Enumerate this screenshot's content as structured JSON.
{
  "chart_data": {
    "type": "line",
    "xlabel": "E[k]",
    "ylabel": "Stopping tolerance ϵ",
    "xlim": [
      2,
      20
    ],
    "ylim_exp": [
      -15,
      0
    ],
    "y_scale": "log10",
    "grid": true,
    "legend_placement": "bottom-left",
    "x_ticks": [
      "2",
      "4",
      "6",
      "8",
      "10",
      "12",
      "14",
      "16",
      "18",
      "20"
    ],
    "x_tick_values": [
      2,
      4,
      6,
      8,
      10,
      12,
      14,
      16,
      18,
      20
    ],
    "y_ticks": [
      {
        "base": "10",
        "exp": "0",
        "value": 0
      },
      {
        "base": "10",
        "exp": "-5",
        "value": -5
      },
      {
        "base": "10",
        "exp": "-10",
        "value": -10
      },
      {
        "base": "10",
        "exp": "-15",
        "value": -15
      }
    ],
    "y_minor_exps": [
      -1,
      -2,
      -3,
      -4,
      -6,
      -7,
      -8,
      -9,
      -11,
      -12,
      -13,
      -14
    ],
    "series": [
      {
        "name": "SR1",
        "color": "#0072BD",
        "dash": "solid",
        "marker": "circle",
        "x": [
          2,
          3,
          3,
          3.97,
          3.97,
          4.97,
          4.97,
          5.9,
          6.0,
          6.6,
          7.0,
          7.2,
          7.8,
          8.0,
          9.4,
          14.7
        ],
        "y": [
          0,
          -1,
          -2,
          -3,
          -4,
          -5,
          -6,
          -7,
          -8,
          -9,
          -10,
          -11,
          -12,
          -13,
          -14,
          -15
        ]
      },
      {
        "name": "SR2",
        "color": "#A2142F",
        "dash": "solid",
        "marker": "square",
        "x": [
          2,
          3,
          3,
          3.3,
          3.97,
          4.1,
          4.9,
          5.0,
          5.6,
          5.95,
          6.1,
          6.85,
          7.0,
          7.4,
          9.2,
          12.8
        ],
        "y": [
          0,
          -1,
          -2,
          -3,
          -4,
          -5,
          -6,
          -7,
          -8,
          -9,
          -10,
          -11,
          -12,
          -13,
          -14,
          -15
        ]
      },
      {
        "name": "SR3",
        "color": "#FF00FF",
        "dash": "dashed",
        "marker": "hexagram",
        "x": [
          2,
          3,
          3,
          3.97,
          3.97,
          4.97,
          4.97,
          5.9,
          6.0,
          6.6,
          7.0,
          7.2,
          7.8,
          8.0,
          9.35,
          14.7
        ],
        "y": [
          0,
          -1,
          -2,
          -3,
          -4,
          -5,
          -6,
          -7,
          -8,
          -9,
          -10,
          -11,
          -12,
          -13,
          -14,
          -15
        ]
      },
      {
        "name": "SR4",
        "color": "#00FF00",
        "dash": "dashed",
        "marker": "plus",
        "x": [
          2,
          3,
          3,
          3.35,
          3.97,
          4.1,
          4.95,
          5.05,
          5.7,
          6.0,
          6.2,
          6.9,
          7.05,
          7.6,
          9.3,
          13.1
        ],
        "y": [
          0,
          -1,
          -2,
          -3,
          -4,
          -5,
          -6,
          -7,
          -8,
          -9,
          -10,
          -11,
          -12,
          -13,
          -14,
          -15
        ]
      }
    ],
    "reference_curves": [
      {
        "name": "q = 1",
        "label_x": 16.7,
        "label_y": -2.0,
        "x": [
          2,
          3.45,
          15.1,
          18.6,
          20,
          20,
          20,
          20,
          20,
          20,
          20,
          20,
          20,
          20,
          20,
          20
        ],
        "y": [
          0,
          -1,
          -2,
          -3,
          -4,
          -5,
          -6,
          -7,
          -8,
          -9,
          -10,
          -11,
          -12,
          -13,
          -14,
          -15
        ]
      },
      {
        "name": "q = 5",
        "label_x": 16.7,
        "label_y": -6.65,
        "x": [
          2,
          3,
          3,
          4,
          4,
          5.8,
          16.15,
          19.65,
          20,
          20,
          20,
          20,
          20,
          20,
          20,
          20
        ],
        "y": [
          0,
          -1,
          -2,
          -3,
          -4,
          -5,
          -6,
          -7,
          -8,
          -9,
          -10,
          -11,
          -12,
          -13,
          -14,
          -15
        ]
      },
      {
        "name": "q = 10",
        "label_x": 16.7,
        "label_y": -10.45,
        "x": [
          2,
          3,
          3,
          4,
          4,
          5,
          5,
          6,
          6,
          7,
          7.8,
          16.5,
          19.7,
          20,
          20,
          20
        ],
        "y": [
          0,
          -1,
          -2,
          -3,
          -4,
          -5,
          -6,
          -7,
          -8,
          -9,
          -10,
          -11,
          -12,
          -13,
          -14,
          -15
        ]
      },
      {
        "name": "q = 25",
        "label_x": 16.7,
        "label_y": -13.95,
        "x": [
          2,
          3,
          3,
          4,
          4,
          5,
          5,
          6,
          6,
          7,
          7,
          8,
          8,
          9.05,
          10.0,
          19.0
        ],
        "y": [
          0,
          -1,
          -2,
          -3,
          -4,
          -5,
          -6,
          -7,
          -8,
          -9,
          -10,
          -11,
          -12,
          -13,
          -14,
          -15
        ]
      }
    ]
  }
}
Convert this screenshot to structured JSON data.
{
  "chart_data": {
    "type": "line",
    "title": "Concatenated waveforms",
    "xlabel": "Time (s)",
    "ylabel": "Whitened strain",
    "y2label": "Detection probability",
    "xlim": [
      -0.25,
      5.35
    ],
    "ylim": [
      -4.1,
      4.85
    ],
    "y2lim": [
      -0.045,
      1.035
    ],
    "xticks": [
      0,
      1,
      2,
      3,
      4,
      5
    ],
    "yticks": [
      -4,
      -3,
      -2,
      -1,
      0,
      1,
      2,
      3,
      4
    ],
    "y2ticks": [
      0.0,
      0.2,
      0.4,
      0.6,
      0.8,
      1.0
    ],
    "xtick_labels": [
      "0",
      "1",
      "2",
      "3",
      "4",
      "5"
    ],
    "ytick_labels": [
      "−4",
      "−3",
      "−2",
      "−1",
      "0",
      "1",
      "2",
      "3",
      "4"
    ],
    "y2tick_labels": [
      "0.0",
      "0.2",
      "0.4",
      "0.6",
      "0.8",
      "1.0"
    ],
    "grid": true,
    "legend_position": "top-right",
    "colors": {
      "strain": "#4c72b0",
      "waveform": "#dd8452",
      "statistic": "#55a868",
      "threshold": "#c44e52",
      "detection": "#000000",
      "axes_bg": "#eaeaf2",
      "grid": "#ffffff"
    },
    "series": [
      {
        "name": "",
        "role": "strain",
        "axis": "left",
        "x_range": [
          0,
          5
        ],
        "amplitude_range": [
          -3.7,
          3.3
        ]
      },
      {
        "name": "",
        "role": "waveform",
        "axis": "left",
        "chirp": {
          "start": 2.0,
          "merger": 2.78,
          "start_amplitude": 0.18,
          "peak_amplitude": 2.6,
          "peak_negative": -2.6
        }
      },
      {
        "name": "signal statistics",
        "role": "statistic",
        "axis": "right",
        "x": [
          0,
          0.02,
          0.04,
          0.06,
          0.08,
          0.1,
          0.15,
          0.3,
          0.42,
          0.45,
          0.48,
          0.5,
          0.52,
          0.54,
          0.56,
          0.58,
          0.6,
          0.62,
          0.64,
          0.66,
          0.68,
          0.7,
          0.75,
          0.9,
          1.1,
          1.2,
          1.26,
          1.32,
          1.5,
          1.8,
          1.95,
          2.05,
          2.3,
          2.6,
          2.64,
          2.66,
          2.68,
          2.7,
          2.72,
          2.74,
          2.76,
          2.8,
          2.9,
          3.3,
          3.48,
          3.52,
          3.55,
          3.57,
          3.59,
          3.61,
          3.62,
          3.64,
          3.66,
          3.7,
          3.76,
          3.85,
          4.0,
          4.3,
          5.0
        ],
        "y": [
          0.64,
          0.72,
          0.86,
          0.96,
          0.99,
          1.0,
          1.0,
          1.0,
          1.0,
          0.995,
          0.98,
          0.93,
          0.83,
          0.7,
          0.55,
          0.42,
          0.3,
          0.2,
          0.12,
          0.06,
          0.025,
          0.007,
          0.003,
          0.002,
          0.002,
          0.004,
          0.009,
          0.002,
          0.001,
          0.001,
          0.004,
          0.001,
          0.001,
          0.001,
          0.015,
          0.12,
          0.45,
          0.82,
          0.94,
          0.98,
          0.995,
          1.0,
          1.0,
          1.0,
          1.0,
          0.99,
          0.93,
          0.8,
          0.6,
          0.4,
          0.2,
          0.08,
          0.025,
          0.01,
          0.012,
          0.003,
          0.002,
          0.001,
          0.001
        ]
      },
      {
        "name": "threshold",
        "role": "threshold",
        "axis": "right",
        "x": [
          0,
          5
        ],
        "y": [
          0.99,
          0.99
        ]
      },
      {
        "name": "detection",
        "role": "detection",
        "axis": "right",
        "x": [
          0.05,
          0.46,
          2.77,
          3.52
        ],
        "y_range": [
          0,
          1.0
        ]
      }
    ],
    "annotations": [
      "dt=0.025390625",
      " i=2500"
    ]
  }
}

■ Problem statement ■
Only lines holding the string "threshold" are wanted; gather each one from the entries above.

■ The output ■
      "threshold": "#c44e52",
        "name": "threshold",
        "role": "threshold",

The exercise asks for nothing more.